Data records
☆ ☆ ☆ ☆ ☆ ☆ ☆

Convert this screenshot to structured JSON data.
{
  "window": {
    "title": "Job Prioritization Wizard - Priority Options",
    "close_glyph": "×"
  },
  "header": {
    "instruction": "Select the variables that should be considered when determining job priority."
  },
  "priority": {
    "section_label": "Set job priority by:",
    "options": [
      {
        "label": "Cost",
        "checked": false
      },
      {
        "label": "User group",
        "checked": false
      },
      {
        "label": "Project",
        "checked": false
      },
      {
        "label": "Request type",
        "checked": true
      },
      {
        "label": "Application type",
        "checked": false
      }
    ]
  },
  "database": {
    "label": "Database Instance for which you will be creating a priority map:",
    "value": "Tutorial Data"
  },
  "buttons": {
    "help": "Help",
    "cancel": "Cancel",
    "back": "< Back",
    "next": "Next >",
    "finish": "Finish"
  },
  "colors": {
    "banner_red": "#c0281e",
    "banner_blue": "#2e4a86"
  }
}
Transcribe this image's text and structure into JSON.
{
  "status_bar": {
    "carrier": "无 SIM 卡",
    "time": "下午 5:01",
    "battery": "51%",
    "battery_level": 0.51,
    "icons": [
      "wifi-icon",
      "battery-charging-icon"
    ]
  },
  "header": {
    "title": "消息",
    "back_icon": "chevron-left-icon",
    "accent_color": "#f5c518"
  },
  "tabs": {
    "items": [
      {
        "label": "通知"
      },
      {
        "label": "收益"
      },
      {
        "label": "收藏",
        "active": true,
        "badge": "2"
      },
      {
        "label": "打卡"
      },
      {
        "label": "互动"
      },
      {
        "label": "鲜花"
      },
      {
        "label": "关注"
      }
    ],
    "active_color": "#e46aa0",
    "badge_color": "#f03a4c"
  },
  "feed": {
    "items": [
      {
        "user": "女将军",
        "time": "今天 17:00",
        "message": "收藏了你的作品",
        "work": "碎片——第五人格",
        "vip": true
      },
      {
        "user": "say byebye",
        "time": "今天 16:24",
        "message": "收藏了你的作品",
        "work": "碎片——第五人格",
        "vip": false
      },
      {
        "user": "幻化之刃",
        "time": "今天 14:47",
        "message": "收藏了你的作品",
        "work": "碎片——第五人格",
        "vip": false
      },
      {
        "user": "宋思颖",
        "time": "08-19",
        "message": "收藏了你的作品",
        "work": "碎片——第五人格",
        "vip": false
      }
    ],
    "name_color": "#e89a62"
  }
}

☆ ☆ ☆ ☆ ☆ ☆ ☆

Reproduce the final stretch of the data above: every line from the one holding "Transcribe this image's" through the end, inclusive, exactly as written and nothing else.

### Exercise solution:
Transcribe this image's text and structure into JSON.
{
  "status_bar": {
    "carrier": "无 SIM 卡",
    "time": "下午 5:01",
    "battery": "51%",
    "battery_level": 0.51,
    "icons": [
      "wifi-icon",
      "battery-charging-icon"
    ]
  },
  "header": {
    "title": "消息",
    "back_icon": "chevron-left-icon",
    "accent_color": "#f5c518"
  },
  "tabs": {
    "items": [
      {
        "label": "通知"
      },
      {
        "label": "收益"
      },
      {
        "label": "收藏",
        "active": true,
        "badge": "2"
      },
      {
        "label": "打卡"
      },
      {
        "label": "互动"
      },
      {
        "label": "鲜花"
      },
      {
        "label": "关注"
      }
    ],
    "active_color": "#e46aa0",
    "badge_color": "#f03a4c"
  },
  "feed": {
    "items": [
      {
        "user": "女将军",
        "time": "今天 17:00",
        "message": "收藏了你的作品",
        "work": "碎片——第五人格",
        "vip": true
      },
      {
        "user": "say byebye",
        "time": "今天 16:24",
        "message": "收藏了你的作品",
        "work": "碎片——第五人格",
        "vip": false
      },
      {
        "user": "幻化之刃",
        "time": "今天 14:47",
        "message": "收藏了你的作品",
        "work": "碎片——第五人格",
        "vip": false
      },
      {
        "user": "宋思颖",
        "time": "08-19",
        "message": "收藏了你的作品",
        "work": "碎片——第五人格",
        "vip": false
      }
    ],
    "name_color": "#e89a62"
  }
}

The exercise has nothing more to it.